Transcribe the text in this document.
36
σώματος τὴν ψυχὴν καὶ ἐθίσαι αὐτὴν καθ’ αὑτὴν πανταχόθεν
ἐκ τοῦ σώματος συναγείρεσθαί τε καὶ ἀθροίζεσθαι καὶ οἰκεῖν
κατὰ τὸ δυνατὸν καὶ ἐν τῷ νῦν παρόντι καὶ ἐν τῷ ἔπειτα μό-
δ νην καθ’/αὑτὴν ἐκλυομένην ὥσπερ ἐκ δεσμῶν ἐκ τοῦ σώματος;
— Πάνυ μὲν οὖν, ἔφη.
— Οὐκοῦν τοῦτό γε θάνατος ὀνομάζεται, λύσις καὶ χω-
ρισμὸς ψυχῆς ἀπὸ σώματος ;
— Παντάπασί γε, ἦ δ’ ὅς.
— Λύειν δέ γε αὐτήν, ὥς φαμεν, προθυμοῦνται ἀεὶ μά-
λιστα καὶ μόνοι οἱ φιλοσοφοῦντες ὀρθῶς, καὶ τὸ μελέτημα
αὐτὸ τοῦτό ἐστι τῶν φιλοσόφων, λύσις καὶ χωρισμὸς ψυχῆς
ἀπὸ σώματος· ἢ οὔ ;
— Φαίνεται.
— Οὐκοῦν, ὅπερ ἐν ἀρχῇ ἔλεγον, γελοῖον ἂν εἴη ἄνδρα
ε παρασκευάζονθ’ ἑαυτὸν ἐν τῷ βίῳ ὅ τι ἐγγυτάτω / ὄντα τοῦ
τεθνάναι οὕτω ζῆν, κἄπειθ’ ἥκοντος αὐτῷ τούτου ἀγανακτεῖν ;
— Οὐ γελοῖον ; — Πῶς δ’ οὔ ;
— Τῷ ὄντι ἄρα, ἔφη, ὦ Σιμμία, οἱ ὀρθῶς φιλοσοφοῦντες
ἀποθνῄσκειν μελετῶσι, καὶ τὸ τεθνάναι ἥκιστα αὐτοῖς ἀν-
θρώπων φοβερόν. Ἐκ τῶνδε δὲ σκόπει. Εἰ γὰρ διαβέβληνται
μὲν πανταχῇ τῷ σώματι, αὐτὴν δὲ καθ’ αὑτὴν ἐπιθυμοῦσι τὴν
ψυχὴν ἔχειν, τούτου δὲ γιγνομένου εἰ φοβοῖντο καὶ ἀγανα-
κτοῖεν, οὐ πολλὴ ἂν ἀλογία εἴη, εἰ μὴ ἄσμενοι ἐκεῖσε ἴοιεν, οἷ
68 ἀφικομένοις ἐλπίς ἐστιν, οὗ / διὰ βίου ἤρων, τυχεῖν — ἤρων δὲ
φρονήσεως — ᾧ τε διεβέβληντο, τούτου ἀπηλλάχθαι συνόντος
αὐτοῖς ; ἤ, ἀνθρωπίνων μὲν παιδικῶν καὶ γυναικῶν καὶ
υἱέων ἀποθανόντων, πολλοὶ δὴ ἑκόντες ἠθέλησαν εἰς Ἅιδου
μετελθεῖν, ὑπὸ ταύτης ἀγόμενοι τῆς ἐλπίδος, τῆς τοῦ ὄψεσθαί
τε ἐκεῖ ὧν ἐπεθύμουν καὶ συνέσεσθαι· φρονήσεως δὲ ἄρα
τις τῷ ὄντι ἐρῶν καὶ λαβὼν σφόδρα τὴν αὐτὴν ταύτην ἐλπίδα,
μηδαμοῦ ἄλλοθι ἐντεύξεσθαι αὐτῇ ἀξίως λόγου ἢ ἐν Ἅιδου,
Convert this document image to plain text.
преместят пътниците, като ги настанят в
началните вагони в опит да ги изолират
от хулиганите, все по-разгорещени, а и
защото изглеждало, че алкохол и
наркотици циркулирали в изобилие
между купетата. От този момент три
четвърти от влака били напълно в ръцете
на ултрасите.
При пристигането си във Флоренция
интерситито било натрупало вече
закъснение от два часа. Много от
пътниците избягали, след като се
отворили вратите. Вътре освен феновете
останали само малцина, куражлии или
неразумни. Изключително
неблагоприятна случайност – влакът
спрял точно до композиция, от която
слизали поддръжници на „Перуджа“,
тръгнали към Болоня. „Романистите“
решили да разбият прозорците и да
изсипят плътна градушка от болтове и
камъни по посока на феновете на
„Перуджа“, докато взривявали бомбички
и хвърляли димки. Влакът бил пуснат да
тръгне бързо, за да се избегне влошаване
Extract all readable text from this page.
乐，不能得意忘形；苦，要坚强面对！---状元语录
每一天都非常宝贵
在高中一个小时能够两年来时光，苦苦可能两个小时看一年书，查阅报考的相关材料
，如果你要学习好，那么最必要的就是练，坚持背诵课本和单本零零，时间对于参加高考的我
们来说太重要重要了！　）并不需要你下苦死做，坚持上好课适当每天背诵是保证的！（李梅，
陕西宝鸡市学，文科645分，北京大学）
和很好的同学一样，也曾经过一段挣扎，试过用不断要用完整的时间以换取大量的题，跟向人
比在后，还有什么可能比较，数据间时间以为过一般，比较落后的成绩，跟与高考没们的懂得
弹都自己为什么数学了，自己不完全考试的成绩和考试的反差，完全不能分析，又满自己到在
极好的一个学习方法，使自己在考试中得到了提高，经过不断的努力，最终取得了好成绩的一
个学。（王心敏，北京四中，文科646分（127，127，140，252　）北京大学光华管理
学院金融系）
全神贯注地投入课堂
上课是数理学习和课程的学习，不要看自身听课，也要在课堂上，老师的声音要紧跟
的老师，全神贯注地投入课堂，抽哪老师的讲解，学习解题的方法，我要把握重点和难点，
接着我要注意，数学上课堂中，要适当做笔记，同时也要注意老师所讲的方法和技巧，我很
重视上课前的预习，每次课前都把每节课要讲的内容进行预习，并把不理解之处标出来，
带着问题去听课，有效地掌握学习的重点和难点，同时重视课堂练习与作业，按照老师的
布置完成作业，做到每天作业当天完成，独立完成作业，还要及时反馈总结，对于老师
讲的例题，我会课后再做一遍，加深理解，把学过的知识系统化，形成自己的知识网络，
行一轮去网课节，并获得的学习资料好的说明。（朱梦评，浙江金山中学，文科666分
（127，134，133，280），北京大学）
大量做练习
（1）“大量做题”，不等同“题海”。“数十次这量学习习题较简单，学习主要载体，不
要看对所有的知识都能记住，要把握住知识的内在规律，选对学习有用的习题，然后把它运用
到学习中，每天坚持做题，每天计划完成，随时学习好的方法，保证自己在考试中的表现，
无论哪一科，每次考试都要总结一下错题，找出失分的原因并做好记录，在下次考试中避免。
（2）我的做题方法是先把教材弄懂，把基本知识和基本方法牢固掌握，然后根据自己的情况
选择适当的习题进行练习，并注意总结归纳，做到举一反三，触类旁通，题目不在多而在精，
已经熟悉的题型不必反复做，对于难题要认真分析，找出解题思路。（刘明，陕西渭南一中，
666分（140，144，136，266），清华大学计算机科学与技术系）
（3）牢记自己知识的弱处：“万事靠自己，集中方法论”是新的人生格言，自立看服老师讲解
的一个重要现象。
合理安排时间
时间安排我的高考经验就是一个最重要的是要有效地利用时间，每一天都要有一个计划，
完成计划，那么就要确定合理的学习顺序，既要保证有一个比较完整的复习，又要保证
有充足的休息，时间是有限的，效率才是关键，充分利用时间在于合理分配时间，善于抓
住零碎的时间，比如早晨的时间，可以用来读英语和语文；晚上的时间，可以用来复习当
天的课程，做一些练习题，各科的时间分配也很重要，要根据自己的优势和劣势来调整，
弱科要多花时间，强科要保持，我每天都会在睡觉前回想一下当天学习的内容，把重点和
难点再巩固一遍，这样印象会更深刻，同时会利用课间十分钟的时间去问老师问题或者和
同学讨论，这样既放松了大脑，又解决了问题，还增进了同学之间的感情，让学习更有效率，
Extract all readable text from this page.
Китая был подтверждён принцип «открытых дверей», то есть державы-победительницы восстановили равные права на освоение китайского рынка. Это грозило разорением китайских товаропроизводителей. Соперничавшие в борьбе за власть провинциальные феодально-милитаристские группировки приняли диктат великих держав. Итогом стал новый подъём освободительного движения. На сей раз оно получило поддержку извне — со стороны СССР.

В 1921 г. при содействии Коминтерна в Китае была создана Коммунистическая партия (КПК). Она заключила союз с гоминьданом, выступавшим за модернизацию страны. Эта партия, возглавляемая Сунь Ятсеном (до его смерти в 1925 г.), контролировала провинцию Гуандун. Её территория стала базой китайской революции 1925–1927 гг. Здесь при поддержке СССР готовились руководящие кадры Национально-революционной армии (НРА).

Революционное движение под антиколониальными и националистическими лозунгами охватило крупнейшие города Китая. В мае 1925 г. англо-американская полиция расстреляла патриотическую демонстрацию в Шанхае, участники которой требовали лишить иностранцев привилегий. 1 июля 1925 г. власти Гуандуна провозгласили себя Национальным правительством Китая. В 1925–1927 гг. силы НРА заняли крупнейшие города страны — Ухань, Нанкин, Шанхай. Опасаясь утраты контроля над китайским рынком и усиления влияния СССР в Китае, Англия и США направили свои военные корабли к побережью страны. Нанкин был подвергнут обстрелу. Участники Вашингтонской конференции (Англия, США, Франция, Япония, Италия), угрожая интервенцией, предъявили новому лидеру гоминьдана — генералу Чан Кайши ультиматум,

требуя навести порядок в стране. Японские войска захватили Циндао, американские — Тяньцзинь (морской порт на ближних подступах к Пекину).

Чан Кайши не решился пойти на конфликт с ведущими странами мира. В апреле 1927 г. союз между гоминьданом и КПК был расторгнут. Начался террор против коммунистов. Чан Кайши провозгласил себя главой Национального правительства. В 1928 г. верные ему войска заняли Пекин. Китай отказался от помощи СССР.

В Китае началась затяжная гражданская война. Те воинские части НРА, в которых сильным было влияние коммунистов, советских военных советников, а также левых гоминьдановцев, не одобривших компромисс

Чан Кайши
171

(BRIEF) In the listing above, locate each line with "Китая" and copy it.

(TASK RESPONSE)
Китая был подтверждён принцип «открытых дверей», то есть державы-победительницы восстановили равные права на освоение китайского рынка. Это грозило разорением китайских товаропроизводителей. Соперничавшие в борьбе за власть провинциальные феодально-милитаристские группировки приняли диктат великих держав. Итогом стал новый подъём освободительного движения. На сей раз оно получило поддержку извне — со стороны СССР.
Революционное движение под антиколониальными и националистическими лозунгами охватило крупнейшие города Китая. В мае 1925 г. англо-американская полиция расстреляла патриотическую демонстрацию в Шанхае, участники которой требовали лишить иностранцев привилегий. 1 июля 1925 г. власти Гуандуна провозгласили себя Национальным правительством Китая. В 1925–1927 гг. силы НРА заняли крупнейшие города страны — Ухань, Нанкин, Шанхай. Опасаясь утраты контроля над китайским рынком и усиления влияния СССР в Китае, Англия и США направили свои военные корабли к побережью страны. Нанкин был подвергнут обстрелу. Участники Вашингтонской конференции (Англия, США, Франция, Япония, Италия), угрожая интервенцией, предъявили новому лидеру гоминьдана — генералу Чан Кайши ультиматум,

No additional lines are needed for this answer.